What you will do -> The records below must be copied in full; omit the images.
++++
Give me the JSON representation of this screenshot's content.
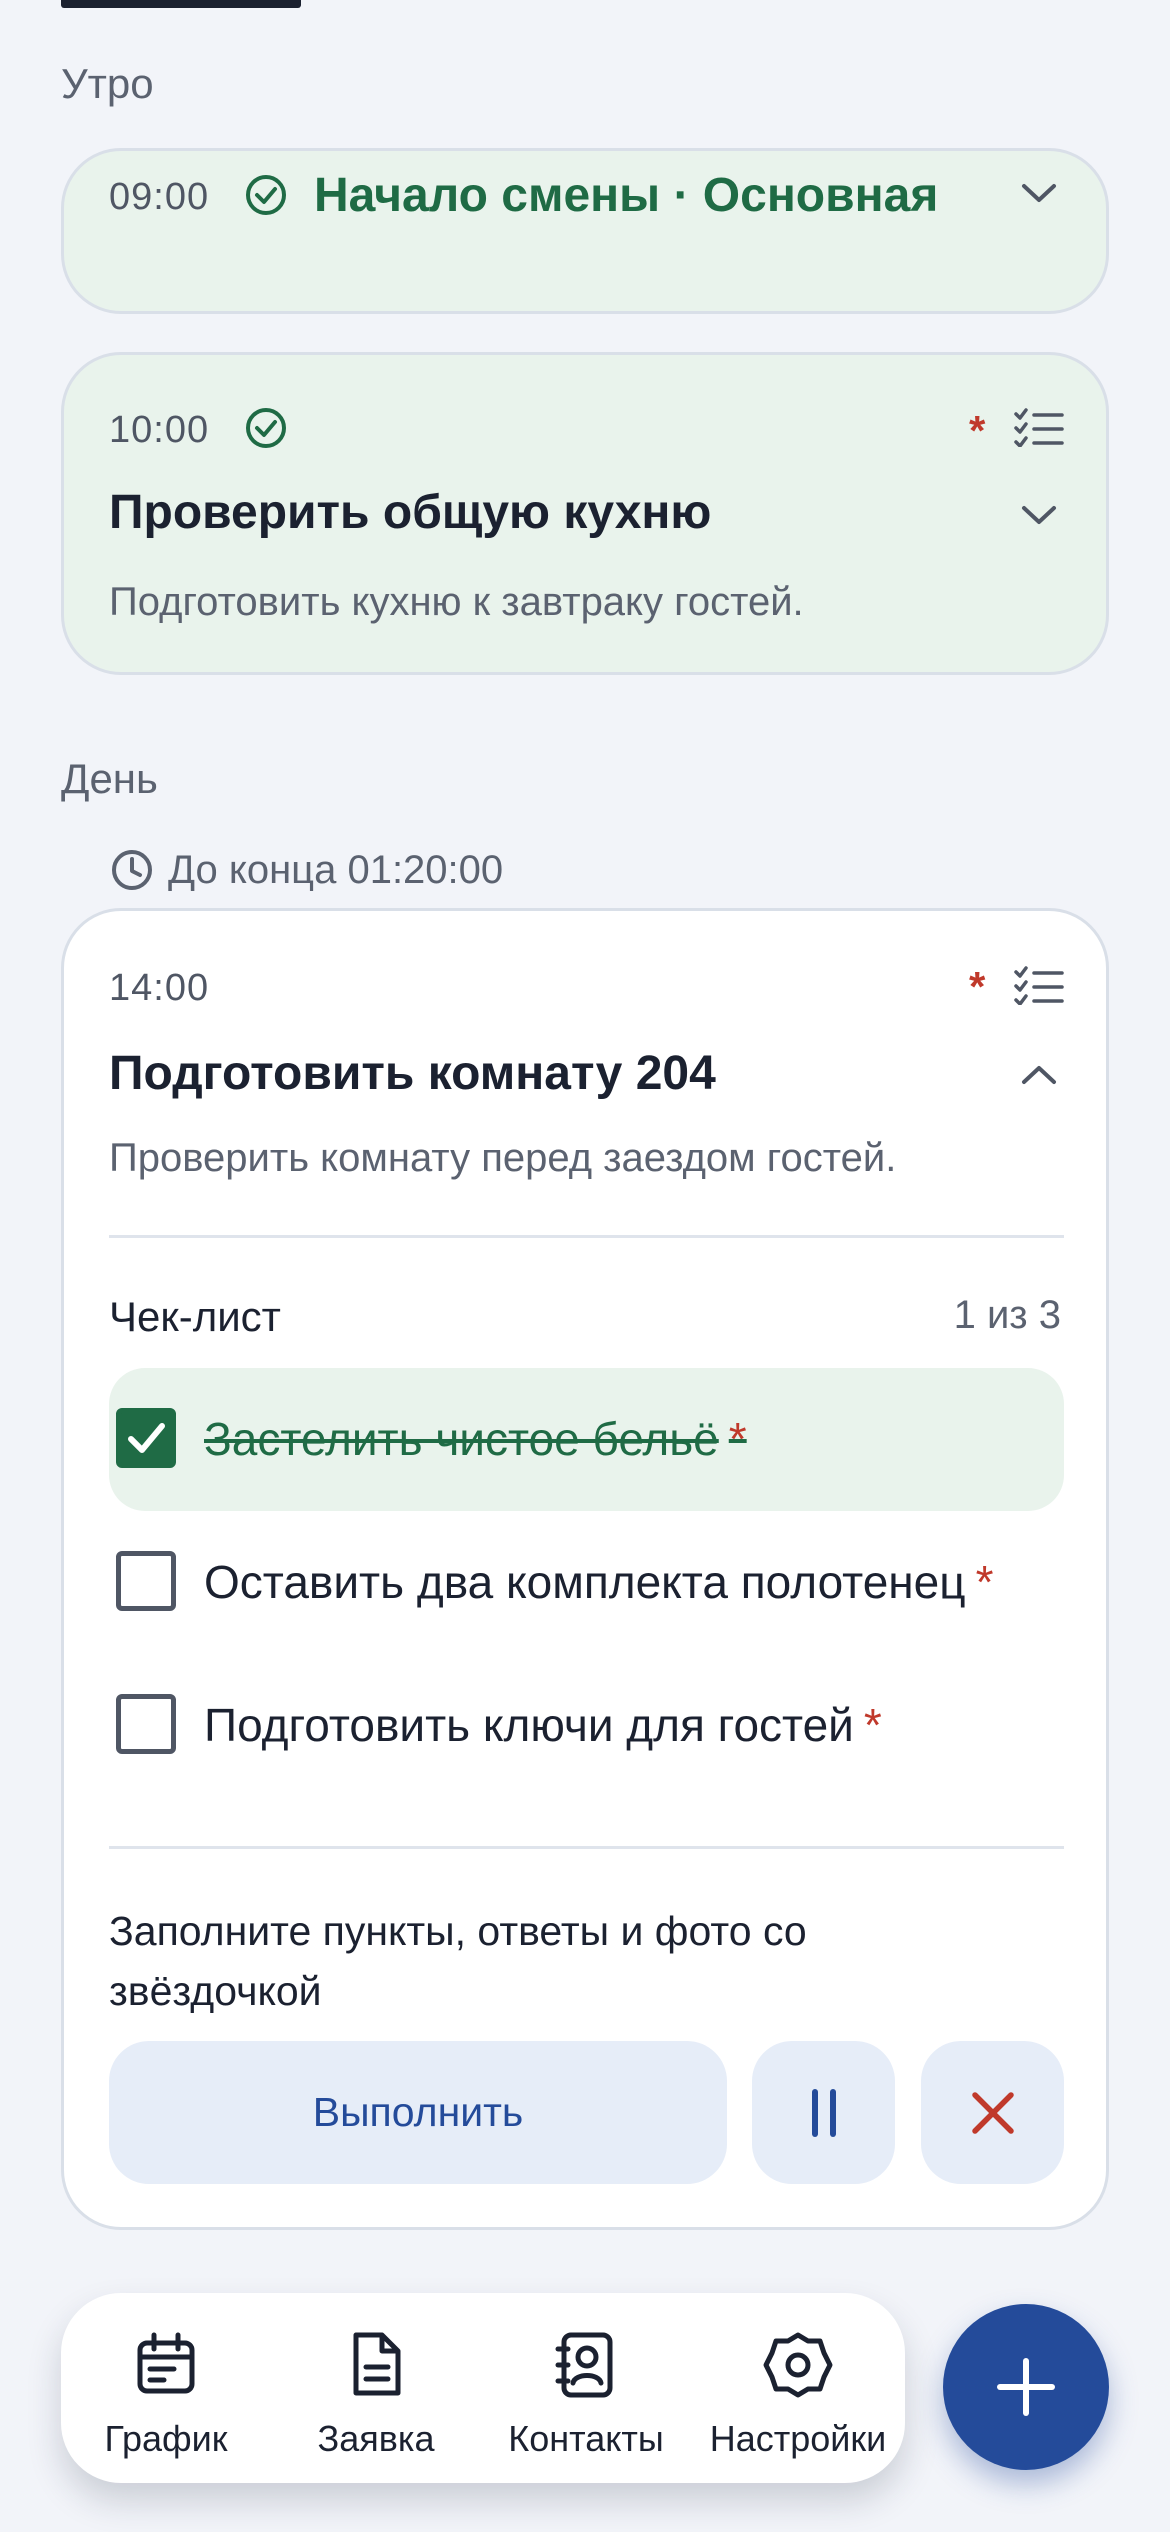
{
  "sections": {
    "morning": "Утро",
    "day": "День"
  },
  "task1": {
    "time": "09:00",
    "title": "Начало смены · Основная"
  },
  "task2": {
    "time": "10:00",
    "title": "Проверить общую кухню",
    "description": "Подготовить кухню к завтраку гостей.",
    "required_mark": "*"
  },
  "timer": {
    "label": "До конца 01:20:00"
  },
  "task3": {
    "time": "14:00",
    "title": "Подготовить комнату 204",
    "description": "Проверить комнату перед заездом гостей.",
    "required_mark": "*",
    "checklist": {
      "title": "Чек-лист",
      "progress": "1 из 3",
      "items": [
        {
          "label": "Застелить чистое бельё",
          "required": "*",
          "checked": true
        },
        {
          "label": "Оставить два комплекта полотенец",
          "required": "*",
          "checked": false
        },
        {
          "label": "Подготовить ключи для гостей",
          "required": "*",
          "checked": false
        }
      ]
    },
    "hint": "Заполните пункты, ответы и фото со звёздочкой",
    "complete_label": "Выполнить"
  },
  "nav": {
    "items": [
      {
        "label": "График",
        "icon": "calendar-icon"
      },
      {
        "label": "Заявка",
        "icon": "document-icon"
      },
      {
        "label": "Контакты",
        "icon": "contacts-icon"
      },
      {
        "label": "Настройки",
        "icon": "settings-icon"
      }
    ]
  },
  "fab_icon": "plus-icon",
  "colors": {
    "accent": "#244b9a",
    "done_green": "#1f6b45",
    "done_bg": "#e9f3ec",
    "required_red": "#c0392b"
  }
}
++++
Problem solution ->
Give me the JSON representation of this screenshot's content.
{
  "sections": {
    "morning": "Утро",
    "day": "День"
  },
  "task1": {
    "time": "09:00",
    "title": "Начало смены · Основная"
  },
  "task2": {
    "time": "10:00",
    "title": "Проверить общую кухню",
    "description": "Подготовить кухню к завтраку гостей.",
    "required_mark": "*"
  },
  "timer": {
    "label": "До конца 01:20:00"
  },
  "task3": {
    "time": "14:00",
    "title": "Подготовить комнату 204",
    "description": "Проверить комнату перед заездом гостей.",
    "required_mark": "*",
    "checklist": {
      "title": "Чек-лист",
      "progress": "1 из 3",
      "items": [
        {
          "label": "Застелить чистое бельё",
          "required": "*",
          "checked": true
        },
        {
          "label": "Оставить два комплекта полотенец",
          "required": "*",
          "checked": false
        },
        {
          "label": "Подготовить ключи для гостей",
          "required": "*",
          "checked": false
        }
      ]
    },
    "hint": "Заполните пункты, ответы и фото со звёздочкой",
    "complete_label": "Выполнить"
  },
  "nav": {
    "items": [
      {
        "label": "График",
        "icon": "calendar-icon"
      },
      {
        "label": "Заявка",
        "icon": "document-icon"
      },
      {
        "label": "Контакты",
        "icon": "contacts-icon"
      },
      {
        "label": "Настройки",
        "icon": "settings-icon"
      }
    ]
  },
  "fab_icon": "plus-icon",
  "colors": {
    "accent": "#244b9a",
    "done_green": "#1f6b45",
    "done_bg": "#e9f3ec",
    "required_red": "#c0392b"
  }
}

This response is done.